**Supplied material**
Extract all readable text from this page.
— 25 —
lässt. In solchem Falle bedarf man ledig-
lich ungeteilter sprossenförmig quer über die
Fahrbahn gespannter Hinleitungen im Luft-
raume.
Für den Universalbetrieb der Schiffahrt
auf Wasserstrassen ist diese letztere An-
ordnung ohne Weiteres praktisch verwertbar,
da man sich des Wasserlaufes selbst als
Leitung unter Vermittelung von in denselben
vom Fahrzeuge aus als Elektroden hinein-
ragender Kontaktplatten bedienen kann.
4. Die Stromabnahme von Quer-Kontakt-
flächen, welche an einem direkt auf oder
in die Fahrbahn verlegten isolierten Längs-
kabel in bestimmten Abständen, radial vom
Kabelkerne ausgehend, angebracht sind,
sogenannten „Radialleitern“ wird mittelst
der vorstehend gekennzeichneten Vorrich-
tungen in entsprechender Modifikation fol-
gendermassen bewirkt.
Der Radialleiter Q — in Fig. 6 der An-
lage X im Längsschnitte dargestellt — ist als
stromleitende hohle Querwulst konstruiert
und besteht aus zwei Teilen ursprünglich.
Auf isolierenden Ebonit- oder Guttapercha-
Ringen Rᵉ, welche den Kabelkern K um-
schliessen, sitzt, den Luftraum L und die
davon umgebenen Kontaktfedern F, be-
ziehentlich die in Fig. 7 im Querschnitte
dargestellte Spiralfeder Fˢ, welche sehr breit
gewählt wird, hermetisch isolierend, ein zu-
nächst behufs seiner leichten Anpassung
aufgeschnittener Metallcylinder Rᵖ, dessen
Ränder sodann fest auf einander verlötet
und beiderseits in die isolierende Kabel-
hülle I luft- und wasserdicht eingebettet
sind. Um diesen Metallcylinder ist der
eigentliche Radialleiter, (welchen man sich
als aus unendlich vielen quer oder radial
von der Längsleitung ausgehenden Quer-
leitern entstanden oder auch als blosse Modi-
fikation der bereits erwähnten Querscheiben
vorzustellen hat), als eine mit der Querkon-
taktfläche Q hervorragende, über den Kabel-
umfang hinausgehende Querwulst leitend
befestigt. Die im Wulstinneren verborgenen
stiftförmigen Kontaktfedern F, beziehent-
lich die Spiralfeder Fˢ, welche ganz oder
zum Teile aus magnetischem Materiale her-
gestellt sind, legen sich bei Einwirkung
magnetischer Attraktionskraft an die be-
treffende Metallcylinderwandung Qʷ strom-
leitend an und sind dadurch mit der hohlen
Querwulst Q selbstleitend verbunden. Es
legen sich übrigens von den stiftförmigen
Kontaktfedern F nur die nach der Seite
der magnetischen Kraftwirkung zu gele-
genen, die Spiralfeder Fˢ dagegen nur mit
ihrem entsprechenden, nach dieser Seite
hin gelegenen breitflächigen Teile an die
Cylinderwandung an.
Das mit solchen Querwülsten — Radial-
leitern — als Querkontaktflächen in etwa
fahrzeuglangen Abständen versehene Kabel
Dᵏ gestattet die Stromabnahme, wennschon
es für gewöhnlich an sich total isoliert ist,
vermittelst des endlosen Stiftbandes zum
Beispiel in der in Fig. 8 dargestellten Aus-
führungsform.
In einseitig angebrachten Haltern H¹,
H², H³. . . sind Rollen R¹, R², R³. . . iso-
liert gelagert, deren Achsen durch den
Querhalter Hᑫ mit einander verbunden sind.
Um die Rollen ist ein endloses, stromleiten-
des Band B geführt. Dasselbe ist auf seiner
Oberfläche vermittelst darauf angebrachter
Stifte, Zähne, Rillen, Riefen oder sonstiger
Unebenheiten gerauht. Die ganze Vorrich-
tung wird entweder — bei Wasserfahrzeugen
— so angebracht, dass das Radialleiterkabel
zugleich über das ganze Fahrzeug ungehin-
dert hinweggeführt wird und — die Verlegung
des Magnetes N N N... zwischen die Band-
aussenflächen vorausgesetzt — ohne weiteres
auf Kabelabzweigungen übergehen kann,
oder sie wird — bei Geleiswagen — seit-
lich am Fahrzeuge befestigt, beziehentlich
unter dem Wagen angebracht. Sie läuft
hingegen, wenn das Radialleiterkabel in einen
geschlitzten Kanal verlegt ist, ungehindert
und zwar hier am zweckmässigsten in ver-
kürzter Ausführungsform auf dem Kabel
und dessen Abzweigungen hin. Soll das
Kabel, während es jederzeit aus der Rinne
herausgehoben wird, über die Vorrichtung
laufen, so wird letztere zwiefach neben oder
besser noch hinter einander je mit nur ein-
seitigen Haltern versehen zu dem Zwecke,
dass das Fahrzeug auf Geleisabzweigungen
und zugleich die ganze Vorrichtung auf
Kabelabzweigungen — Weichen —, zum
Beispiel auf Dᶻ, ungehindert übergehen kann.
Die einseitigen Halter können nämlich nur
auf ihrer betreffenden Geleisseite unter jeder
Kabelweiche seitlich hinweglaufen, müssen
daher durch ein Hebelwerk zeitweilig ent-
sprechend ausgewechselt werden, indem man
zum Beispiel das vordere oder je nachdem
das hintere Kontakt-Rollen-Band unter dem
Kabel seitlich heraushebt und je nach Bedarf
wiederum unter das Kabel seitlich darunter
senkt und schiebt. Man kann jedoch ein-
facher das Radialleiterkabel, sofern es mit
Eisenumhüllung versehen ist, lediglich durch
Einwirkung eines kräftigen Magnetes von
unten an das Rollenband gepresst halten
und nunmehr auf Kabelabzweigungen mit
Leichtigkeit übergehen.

**What is being asked**
Collect each line above holding the string "Kontaktfedern".

**Worked answer**
davon umgebenen Kontaktfedern F, be-
stiftförmigen Kontaktfedern F, beziehent-
Kontaktfedern F nur die nach der Seite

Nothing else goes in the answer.